## YOUR INSTRUCTIONS
An exact reproduction of the records is required, with all images left out.

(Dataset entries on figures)
════════

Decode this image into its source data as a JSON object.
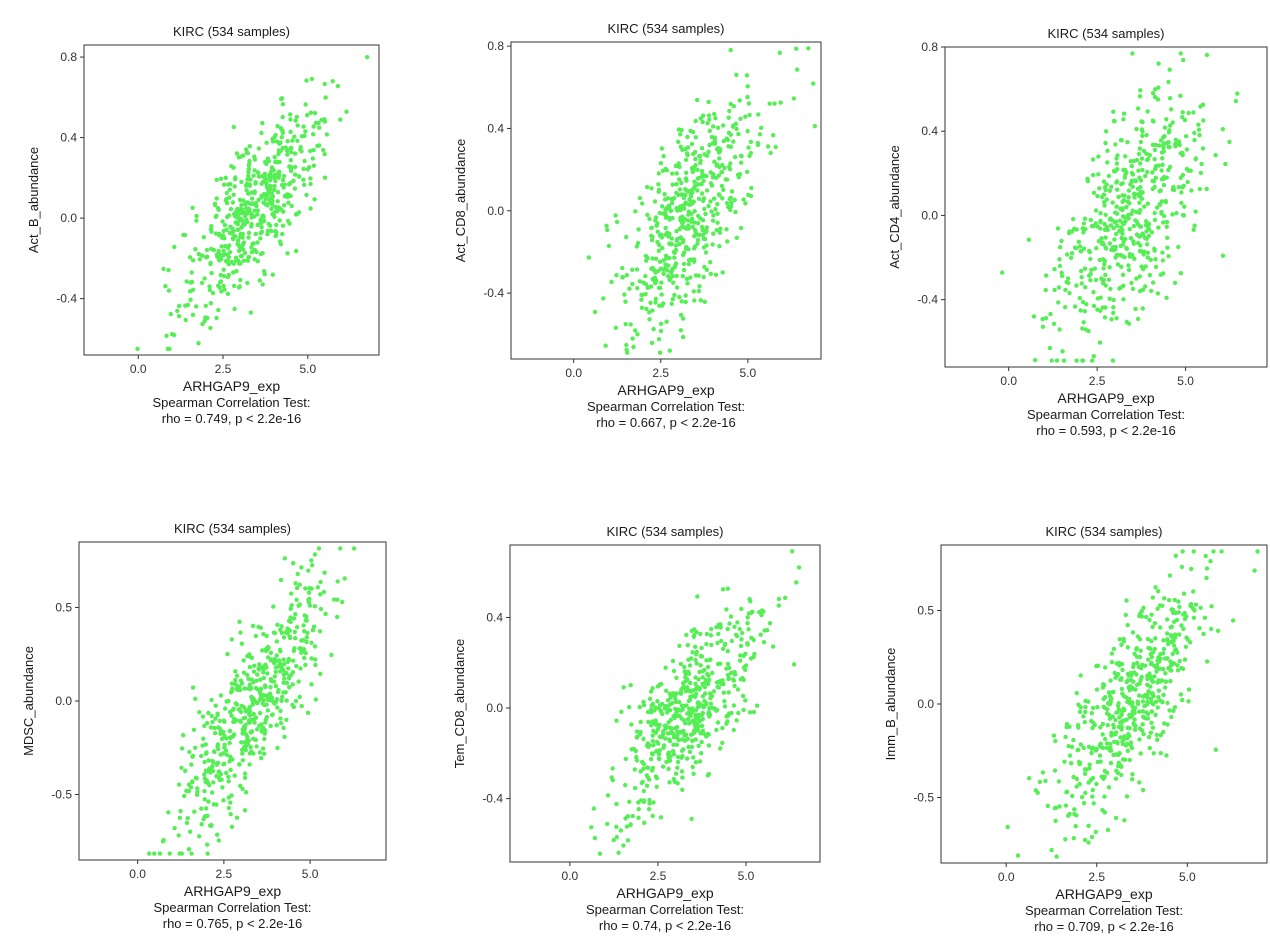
{
  "point_color": "#55ee55",
  "chart_data": [
    {
      "type": "scatter",
      "title": "KIRC (534 samples)",
      "xlabel": "ARHGAP9_exp",
      "ylabel": "Act_B_abundance",
      "test": "Spearman Correlation Test:",
      "stat": "rho = 0.749, p < 2.2e-16",
      "rho": 0.749,
      "n_points": 534,
      "xlim": [
        -1.6,
        7.1
      ],
      "ylim": [
        -0.68,
        0.86
      ],
      "xticks": [
        0.0,
        2.5,
        5.0
      ],
      "xtick_labels": [
        "0.0",
        "2.5",
        "5.0"
      ],
      "yticks": [
        -0.4,
        0.0,
        0.4,
        0.8
      ],
      "ytick_labels": [
        "-0.4",
        "0.0",
        "0.4",
        "0.8"
      ],
      "trend": {
        "x_center": 3.4,
        "x_sd": 1.05,
        "y_at_center": 0.05,
        "slope": 0.19,
        "noise_sd": 0.17
      }
    },
    {
      "type": "scatter",
      "title": "KIRC (534 samples)",
      "xlabel": "ARHGAP9_exp",
      "ylabel": "Act_CD8_abundance",
      "test": "Spearman Correlation Test:",
      "stat": "rho = 0.667, p < 2.2e-16",
      "rho": 0.667,
      "n_points": 534,
      "xlim": [
        -1.8,
        7.1
      ],
      "ylim": [
        -0.72,
        0.82
      ],
      "xticks": [
        0.0,
        2.5,
        5.0
      ],
      "xtick_labels": [
        "0.0",
        "2.5",
        "5.0"
      ],
      "yticks": [
        -0.4,
        0.0,
        0.4,
        0.8
      ],
      "ytick_labels": [
        "-0.4",
        "0.0",
        "0.4",
        "0.8"
      ],
      "trend": {
        "x_center": 3.4,
        "x_sd": 1.05,
        "y_at_center": 0.0,
        "slope": 0.18,
        "noise_sd": 0.22
      }
    },
    {
      "type": "scatter",
      "title": "KIRC (534 samples)",
      "xlabel": "ARHGAP9_exp",
      "ylabel": "Act_CD4_abundance",
      "test": "Spearman Correlation Test:",
      "stat": "rho = 0.593, p < 2.2e-16",
      "rho": 0.593,
      "n_points": 534,
      "xlim": [
        -1.8,
        7.3
      ],
      "ylim": [
        -0.72,
        0.8
      ],
      "xticks": [
        0.0,
        2.5,
        5.0
      ],
      "xtick_labels": [
        "0.0",
        "2.5",
        "5.0"
      ],
      "yticks": [
        -0.4,
        0.0,
        0.4,
        0.8
      ],
      "ytick_labels": [
        "-0.4",
        "0.0",
        "0.4",
        "0.8"
      ],
      "trend": {
        "x_center": 3.4,
        "x_sd": 1.05,
        "y_at_center": 0.0,
        "slope": 0.17,
        "noise_sd": 0.25
      }
    },
    {
      "type": "scatter",
      "title": "KIRC (534 samples)",
      "xlabel": "ARHGAP9_exp",
      "ylabel": "MDSC_abundance",
      "test": "Spearman Correlation Test:",
      "stat": "rho = 0.765, p < 2.2e-16",
      "rho": 0.765,
      "n_points": 534,
      "xlim": [
        -1.7,
        7.2
      ],
      "ylim": [
        -0.85,
        0.85
      ],
      "xticks": [
        0.0,
        2.5,
        5.0
      ],
      "xtick_labels": [
        "0.0",
        "2.5",
        "5.0"
      ],
      "yticks": [
        -0.5,
        0.0,
        0.5
      ],
      "ytick_labels": [
        "-0.5",
        "0.0",
        "0.5"
      ],
      "trend": {
        "x_center": 3.4,
        "x_sd": 1.05,
        "y_at_center": 0.0,
        "slope": 0.25,
        "noise_sd": 0.2
      }
    },
    {
      "type": "scatter",
      "title": "KIRC (534 samples)",
      "xlabel": "ARHGAP9_exp",
      "ylabel": "Tem_CD8_abundance",
      "test": "Spearman Correlation Test:",
      "stat": "rho = 0.74, p < 2.2e-16",
      "rho": 0.74,
      "n_points": 534,
      "xlim": [
        -1.7,
        7.1
      ],
      "ylim": [
        -0.68,
        0.72
      ],
      "xticks": [
        0.0,
        2.5,
        5.0
      ],
      "xtick_labels": [
        "0.0",
        "2.5",
        "5.0"
      ],
      "yticks": [
        -0.4,
        0.0,
        0.4
      ],
      "ytick_labels": [
        "-0.4",
        "0.0",
        "0.4"
      ],
      "trend": {
        "x_center": 3.4,
        "x_sd": 1.05,
        "y_at_center": 0.0,
        "slope": 0.17,
        "noise_sd": 0.16
      }
    },
    {
      "type": "scatter",
      "title": "KIRC (534 samples)",
      "xlabel": "ARHGAP9_exp",
      "ylabel": "Imm_B_abundance",
      "test": "Spearman Correlation Test:",
      "stat": "rho = 0.709, p < 2.2e-16",
      "rho": 0.709,
      "n_points": 534,
      "xlim": [
        -1.8,
        7.2
      ],
      "ylim": [
        -0.85,
        0.85
      ],
      "xticks": [
        0.0,
        2.5,
        5.0
      ],
      "xtick_labels": [
        "0.0",
        "2.5",
        "5.0"
      ],
      "yticks": [
        -0.5,
        0.0,
        0.5
      ],
      "ytick_labels": [
        "-0.5",
        "0.0",
        "0.5"
      ],
      "trend": {
        "x_center": 3.4,
        "x_sd": 1.05,
        "y_at_center": 0.0,
        "slope": 0.23,
        "noise_sd": 0.22
      }
    }
  ]
}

════════

## ANSWER BELOW
Decode this image into its source data as a JSON object.
{
  "point_color": "#55ee55",
  "chart_data": [
    {
      "type": "scatter",
      "title": "KIRC (534 samples)",
      "xlabel": "ARHGAP9_exp",
      "ylabel": "Act_B_abundance",
      "test": "Spearman Correlation Test:",
      "stat": "rho = 0.749, p < 2.2e-16",
      "rho": 0.749,
      "n_points": 534,
      "xlim": [
        -1.6,
        7.1
      ],
      "ylim": [
        -0.68,
        0.86
      ],
      "xticks": [
        0.0,
        2.5,
        5.0
      ],
      "xtick_labels": [
        "0.0",
        "2.5",
        "5.0"
      ],
      "yticks": [
        -0.4,
        0.0,
        0.4,
        0.8
      ],
      "ytick_labels": [
        "-0.4",
        "0.0",
        "0.4",
        "0.8"
      ],
      "trend": {
        "x_center": 3.4,
        "x_sd": 1.05,
        "y_at_center": 0.05,
        "slope": 0.19,
        "noise_sd": 0.17
      }
    },
    {
      "type": "scatter",
      "title": "KIRC (534 samples)",
      "xlabel": "ARHGAP9_exp",
      "ylabel": "Act_CD8_abundance",
      "test": "Spearman Correlation Test:",
      "stat": "rho = 0.667, p < 2.2e-16",
      "rho": 0.667,
      "n_points": 534,
      "xlim": [
        -1.8,
        7.1
      ],
      "ylim": [
        -0.72,
        0.82
      ],
      "xticks": [
        0.0,
        2.5,
        5.0
      ],
      "xtick_labels": [
        "0.0",
        "2.5",
        "5.0"
      ],
      "yticks": [
        -0.4,
        0.0,
        0.4,
        0.8
      ],
      "ytick_labels": [
        "-0.4",
        "0.0",
        "0.4",
        "0.8"
      ],
      "trend": {
        "x_center": 3.4,
        "x_sd": 1.05,
        "y_at_center": 0.0,
        "slope": 0.18,
        "noise_sd": 0.22
      }
    },
    {
      "type": "scatter",
      "title": "KIRC (534 samples)",
      "xlabel": "ARHGAP9_exp",
      "ylabel": "Act_CD4_abundance",
      "test": "Spearman Correlation Test:",
      "stat": "rho = 0.593, p < 2.2e-16",
      "rho": 0.593,
      "n_points": 534,
      "xlim": [
        -1.8,
        7.3
      ],
      "ylim": [
        -0.72,
        0.8
      ],
      "xticks": [
        0.0,
        2.5,
        5.0
      ],
      "xtick_labels": [
        "0.0",
        "2.5",
        "5.0"
      ],
      "yticks": [
        -0.4,
        0.0,
        0.4,
        0.8
      ],
      "ytick_labels": [
        "-0.4",
        "0.0",
        "0.4",
        "0.8"
      ],
      "trend": {
        "x_center": 3.4,
        "x_sd": 1.05,
        "y_at_center": 0.0,
        "slope": 0.17,
        "noise_sd": 0.25
      }
    },
    {
      "type": "scatter",
      "title": "KIRC (534 samples)",
      "xlabel": "ARHGAP9_exp",
      "ylabel": "MDSC_abundance",
      "test": "Spearman Correlation Test:",
      "stat": "rho = 0.765, p < 2.2e-16",
      "rho": 0.765,
      "n_points": 534,
      "xlim": [
        -1.7,
        7.2
      ],
      "ylim": [
        -0.85,
        0.85
      ],
      "xticks": [
        0.0,
        2.5,
        5.0
      ],
      "xtick_labels": [
        "0.0",
        "2.5",
        "5.0"
      ],
      "yticks": [
        -0.5,
        0.0,
        0.5
      ],
      "ytick_labels": [
        "-0.5",
        "0.0",
        "0.5"
      ],
      "trend": {
        "x_center": 3.4,
        "x_sd": 1.05,
        "y_at_center": 0.0,
        "slope": 0.25,
        "noise_sd": 0.2
      }
    },
    {
      "type": "scatter",
      "title": "KIRC (534 samples)",
      "xlabel": "ARHGAP9_exp",
      "ylabel": "Tem_CD8_abundance",
      "test": "Spearman Correlation Test:",
      "stat": "rho = 0.74, p < 2.2e-16",
      "rho": 0.74,
      "n_points": 534,
      "xlim": [
        -1.7,
        7.1
      ],
      "ylim": [
        -0.68,
        0.72
      ],
      "xticks": [
        0.0,
        2.5,
        5.0
      ],
      "xtick_labels": [
        "0.0",
        "2.5",
        "5.0"
      ],
      "yticks": [
        -0.4,
        0.0,
        0.4
      ],
      "ytick_labels": [
        "-0.4",
        "0.0",
        "0.4"
      ],
      "trend": {
        "x_center": 3.4,
        "x_sd": 1.05,
        "y_at_center": 0.0,
        "slope": 0.17,
        "noise_sd": 0.16
      }
    },
    {
      "type": "scatter",
      "title": "KIRC (534 samples)",
      "xlabel": "ARHGAP9_exp",
      "ylabel": "Imm_B_abundance",
      "test": "Spearman Correlation Test:",
      "stat": "rho = 0.709, p < 2.2e-16",
      "rho": 0.709,
      "n_points": 534,
      "xlim": [
        -1.8,
        7.2
      ],
      "ylim": [
        -0.85,
        0.85
      ],
      "xticks": [
        0.0,
        2.5,
        5.0
      ],
      "xtick_labels": [
        "0.0",
        "2.5",
        "5.0"
      ],
      "yticks": [
        -0.5,
        0.0,
        0.5
      ],
      "ytick_labels": [
        "-0.5",
        "0.0",
        "0.5"
      ],
      "trend": {
        "x_center": 3.4,
        "x_sd": 1.05,
        "y_at_center": 0.0,
        "slope": 0.23,
        "noise_sd": 0.22
      }
    }
  ]
}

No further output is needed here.